What the exercise asks -
Output all lines exactly.

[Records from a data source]
▽

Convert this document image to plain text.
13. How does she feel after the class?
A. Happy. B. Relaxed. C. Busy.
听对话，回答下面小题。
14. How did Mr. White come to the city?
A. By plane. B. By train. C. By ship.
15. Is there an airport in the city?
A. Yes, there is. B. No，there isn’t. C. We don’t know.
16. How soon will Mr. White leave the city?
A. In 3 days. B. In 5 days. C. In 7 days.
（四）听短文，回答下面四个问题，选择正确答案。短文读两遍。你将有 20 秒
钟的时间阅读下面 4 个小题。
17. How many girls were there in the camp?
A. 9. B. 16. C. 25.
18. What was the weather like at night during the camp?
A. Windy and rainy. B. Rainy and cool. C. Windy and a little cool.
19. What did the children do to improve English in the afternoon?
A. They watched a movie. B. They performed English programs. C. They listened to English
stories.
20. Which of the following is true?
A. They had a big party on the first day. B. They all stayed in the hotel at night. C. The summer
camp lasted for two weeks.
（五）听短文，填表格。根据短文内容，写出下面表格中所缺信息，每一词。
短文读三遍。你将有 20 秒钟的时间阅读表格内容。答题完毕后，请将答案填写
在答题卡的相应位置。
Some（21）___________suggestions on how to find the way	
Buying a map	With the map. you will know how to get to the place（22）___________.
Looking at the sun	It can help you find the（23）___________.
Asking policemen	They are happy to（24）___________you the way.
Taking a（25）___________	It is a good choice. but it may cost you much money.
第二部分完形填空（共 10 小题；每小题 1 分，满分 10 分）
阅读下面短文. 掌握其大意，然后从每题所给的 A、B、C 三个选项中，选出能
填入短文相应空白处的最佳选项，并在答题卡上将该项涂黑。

△

Result of the exercise -
Convert this document image to plain text.
13. How does she feel after the class?
A. Happy. B. Relaxed. C. Busy.
听对话，回答下面小题。
14. How did Mr. White come to the city?
A. By plane. B. By train. C. By ship.
15. Is there an airport in the city?
A. Yes, there is. B. No，there isn’t. C. We don’t know.
16. How soon will Mr. White leave the city?
A. In 3 days. B. In 5 days. C. In 7 days.
（四）听短文，回答下面四个问题，选择正确答案。短文读两遍。你将有 20 秒
钟的时间阅读下面 4 个小题。
17. How many girls were there in the camp?
A. 9. B. 16. C. 25.
18. What was the weather like at night during the camp?
A. Windy and rainy. B. Rainy and cool. C. Windy and a little cool.
19. What did the children do to improve English in the afternoon?
A. They watched a movie. B. They performed English programs. C. They listened to English
stories.
20. Which of the following is true?
A. They had a big party on the first day. B. They all stayed in the hotel at night. C. The summer
camp lasted for two weeks.
（五）听短文，填表格。根据短文内容，写出下面表格中所缺信息，每一词。
短文读三遍。你将有 20 秒钟的时间阅读表格内容。答题完毕后，请将答案填写
在答题卡的相应位置。
Some（21）___________suggestions on how to find the way	
Buying a map	With the map. you will know how to get to the place（22）___________.
Looking at the sun	It can help you find the（23）___________.
Asking policemen	They are happy to（24）___________you the way.
Taking a（25）___________	It is a good choice. but it may cost you much money.
第二部分完形填空（共 10 小题；每小题 1 分，满分 10 分）
阅读下面短文. 掌握其大意，然后从每题所给的 A、B、C 三个选项中，选出能
填入短文相应空白处的最佳选项，并在答题卡上将该项涂黑。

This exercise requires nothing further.